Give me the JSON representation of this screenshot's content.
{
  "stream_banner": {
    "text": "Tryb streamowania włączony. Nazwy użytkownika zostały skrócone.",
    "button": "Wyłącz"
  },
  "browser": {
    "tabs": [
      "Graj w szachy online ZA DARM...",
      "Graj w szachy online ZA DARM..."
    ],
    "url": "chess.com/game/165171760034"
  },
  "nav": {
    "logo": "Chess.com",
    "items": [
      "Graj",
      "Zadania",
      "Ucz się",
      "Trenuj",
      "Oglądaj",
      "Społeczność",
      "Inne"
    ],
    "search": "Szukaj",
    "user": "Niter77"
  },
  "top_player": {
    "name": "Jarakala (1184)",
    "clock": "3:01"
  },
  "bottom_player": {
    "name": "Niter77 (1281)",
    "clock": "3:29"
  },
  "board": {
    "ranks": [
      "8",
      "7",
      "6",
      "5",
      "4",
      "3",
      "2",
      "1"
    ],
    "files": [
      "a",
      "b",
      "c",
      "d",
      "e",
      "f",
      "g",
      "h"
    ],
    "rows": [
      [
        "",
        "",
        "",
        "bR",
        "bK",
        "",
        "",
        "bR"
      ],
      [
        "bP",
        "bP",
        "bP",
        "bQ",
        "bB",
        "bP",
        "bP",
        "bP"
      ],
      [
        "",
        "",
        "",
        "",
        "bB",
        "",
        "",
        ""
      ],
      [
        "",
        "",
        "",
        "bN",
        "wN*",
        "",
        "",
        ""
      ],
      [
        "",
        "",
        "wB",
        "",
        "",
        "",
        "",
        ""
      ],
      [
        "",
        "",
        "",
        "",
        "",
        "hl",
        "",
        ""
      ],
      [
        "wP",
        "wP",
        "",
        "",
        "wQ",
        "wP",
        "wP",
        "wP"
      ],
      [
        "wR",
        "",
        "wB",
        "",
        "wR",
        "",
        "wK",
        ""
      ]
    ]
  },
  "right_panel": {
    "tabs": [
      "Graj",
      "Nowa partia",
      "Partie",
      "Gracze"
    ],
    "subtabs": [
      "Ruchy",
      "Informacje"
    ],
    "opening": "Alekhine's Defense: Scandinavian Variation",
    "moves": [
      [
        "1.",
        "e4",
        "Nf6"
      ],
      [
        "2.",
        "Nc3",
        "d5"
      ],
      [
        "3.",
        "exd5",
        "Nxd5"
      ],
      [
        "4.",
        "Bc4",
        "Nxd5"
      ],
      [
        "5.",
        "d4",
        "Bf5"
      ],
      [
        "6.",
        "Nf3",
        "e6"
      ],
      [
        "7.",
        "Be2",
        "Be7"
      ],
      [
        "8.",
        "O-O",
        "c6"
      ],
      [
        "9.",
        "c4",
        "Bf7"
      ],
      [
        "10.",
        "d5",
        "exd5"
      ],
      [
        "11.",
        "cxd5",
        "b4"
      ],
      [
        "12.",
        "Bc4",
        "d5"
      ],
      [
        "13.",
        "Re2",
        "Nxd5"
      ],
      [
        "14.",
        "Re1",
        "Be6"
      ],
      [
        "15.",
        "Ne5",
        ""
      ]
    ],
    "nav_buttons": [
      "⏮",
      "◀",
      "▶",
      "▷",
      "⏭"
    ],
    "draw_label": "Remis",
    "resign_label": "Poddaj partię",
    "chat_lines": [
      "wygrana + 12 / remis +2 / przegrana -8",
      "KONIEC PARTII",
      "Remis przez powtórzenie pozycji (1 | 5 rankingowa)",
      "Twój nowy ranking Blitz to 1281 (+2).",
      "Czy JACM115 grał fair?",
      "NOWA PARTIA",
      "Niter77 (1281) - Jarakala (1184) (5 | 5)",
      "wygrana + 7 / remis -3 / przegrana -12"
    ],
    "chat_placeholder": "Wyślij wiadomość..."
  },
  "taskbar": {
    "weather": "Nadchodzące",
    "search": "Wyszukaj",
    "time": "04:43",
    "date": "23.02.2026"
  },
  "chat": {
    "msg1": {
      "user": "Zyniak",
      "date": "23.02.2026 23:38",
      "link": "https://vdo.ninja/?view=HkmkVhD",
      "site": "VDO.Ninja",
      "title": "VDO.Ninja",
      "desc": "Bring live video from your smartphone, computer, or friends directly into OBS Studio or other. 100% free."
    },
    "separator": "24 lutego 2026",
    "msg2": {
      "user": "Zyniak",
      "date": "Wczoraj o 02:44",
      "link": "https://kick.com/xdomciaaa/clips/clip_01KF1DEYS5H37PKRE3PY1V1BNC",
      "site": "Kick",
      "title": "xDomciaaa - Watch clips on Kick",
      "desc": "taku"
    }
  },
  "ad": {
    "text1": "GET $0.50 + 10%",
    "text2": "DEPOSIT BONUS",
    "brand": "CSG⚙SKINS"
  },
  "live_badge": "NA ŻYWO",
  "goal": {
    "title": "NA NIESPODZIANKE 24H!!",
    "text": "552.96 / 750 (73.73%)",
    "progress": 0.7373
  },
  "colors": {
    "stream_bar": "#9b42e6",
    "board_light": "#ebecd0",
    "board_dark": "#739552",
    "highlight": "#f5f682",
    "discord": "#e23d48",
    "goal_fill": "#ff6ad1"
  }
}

┄┄┄┄┄┄┄┄┄┄

> **GIVEN PROBLEM**
Go through the entries and repeat each one exactly.

> **SOLUTION TO THE EXERCISE**
Give me the JSON representation of this screenshot's content.
{
  "stream_banner": {
    "text": "Tryb streamowania włączony. Nazwy użytkownika zostały skrócone.",
    "button": "Wyłącz"
  },
  "browser": {
    "tabs": [
      "Graj w szachy online ZA DARM...",
      "Graj w szachy online ZA DARM..."
    ],
    "url": "chess.com/game/165171760034"
  },
  "nav": {
    "logo": "Chess.com",
    "items": [
      "Graj",
      "Zadania",
      "Ucz się",
      "Trenuj",
      "Oglądaj",
      "Społeczność",
      "Inne"
    ],
    "search": "Szukaj",
    "user": "Niter77"
  },
  "top_player": {
    "name": "Jarakala (1184)",
    "clock": "3:01"
  },
  "bottom_player": {
    "name": "Niter77 (1281)",
    "clock": "3:29"
  },
  "board": {
    "ranks": [
      "8",
      "7",
      "6",
      "5",
      "4",
      "3",
      "2",
      "1"
    ],
    "files": [
      "a",
      "b",
      "c",
      "d",
      "e",
      "f",
      "g",
      "h"
    ],
    "rows": [
      [
        "",
        "",
        "",
        "bR",
        "bK",
        "",
        "",
        "bR"
      ],
      [
        "bP",
        "bP",
        "bP",
        "bQ",
        "bB",
        "bP",
        "bP",
        "bP"
      ],
      [
        "",
        "",
        "",
        "",
        "bB",
        "",
        "",
        ""
      ],
      [
        "",
        "",
        "",
        "bN",
        "wN*",
        "",
        "",
        ""
      ],
      [
        "",
        "",
        "wB",
        "",
        "",
        "",
        "",
        ""
      ],
      [
        "",
        "",
        "",
        "",
        "",
        "hl",
        "",
        ""
      ],
      [
        "wP",
        "wP",
        "",
        "",
        "wQ",
        "wP",
        "wP",
        "wP"
      ],
      [
        "wR",
        "",
        "wB",
        "",
        "wR",
        "",
        "wK",
        ""
      ]
    ]
  },
  "right_panel": {
    "tabs": [
      "Graj",
      "Nowa partia",
      "Partie",
      "Gracze"
    ],
    "subtabs": [
      "Ruchy",
      "Informacje"
    ],
    "opening": "Alekhine's Defense: Scandinavian Variation",
    "moves": [
      [
        "1.",
        "e4",
        "Nf6"
      ],
      [
        "2.",
        "Nc3",
        "d5"
      ],
      [
        "3.",
        "exd5",
        "Nxd5"
      ],
      [
        "4.",
        "Bc4",
        "Nxd5"
      ],
      [
        "5.",
        "d4",
        "Bf5"
      ],
      [
        "6.",
        "Nf3",
        "e6"
      ],
      [
        "7.",
        "Be2",
        "Be7"
      ],
      [
        "8.",
        "O-O",
        "c6"
      ],
      [
        "9.",
        "c4",
        "Bf7"
      ],
      [
        "10.",
        "d5",
        "exd5"
      ],
      [
        "11.",
        "cxd5",
        "b4"
      ],
      [
        "12.",
        "Bc4",
        "d5"
      ],
      [
        "13.",
        "Re2",
        "Nxd5"
      ],
      [
        "14.",
        "Re1",
        "Be6"
      ],
      [
        "15.",
        "Ne5",
        ""
      ]
    ],
    "nav_buttons": [
      "⏮",
      "◀",
      "▶",
      "▷",
      "⏭"
    ],
    "draw_label": "Remis",
    "resign_label": "Poddaj partię",
    "chat_lines": [
      "wygrana + 12 / remis +2 / przegrana -8",
      "KONIEC PARTII",
      "Remis przez powtórzenie pozycji (1 | 5 rankingowa)",
      "Twój nowy ranking Blitz to 1281 (+2).",
      "Czy JACM115 grał fair?",
      "NOWA PARTIA",
      "Niter77 (1281) - Jarakala (1184) (5 | 5)",
      "wygrana + 7 / remis -3 / przegrana -12"
    ],
    "chat_placeholder": "Wyślij wiadomość..."
  },
  "taskbar": {
    "weather": "Nadchodzące",
    "search": "Wyszukaj",
    "time": "04:43",
    "date": "23.02.2026"
  },
  "chat": {
    "msg1": {
      "user": "Zyniak",
      "date": "23.02.2026 23:38",
      "link": "https://vdo.ninja/?view=HkmkVhD",
      "site": "VDO.Ninja",
      "title": "VDO.Ninja",
      "desc": "Bring live video from your smartphone, computer, or friends directly into OBS Studio or other. 100% free."
    },
    "separator": "24 lutego 2026",
    "msg2": {
      "user": "Zyniak",
      "date": "Wczoraj o 02:44",
      "link": "https://kick.com/xdomciaaa/clips/clip_01KF1DEYS5H37PKRE3PY1V1BNC",
      "site": "Kick",
      "title": "xDomciaaa - Watch clips on Kick",
      "desc": "taku"
    }
  },
  "ad": {
    "text1": "GET $0.50 + 10%",
    "text2": "DEPOSIT BONUS",
    "brand": "CSG⚙SKINS"
  },
  "live_badge": "NA ŻYWO",
  "goal": {
    "title": "NA NIESPODZIANKE 24H!!",
    "text": "552.96 / 750 (73.73%)",
    "progress": 0.7373
  },
  "colors": {
    "stream_bar": "#9b42e6",
    "board_light": "#ebecd0",
    "board_dark": "#739552",
    "highlight": "#f5f682",
    "discord": "#e23d48",
    "goal_fill": "#ff6ad1"
  }
}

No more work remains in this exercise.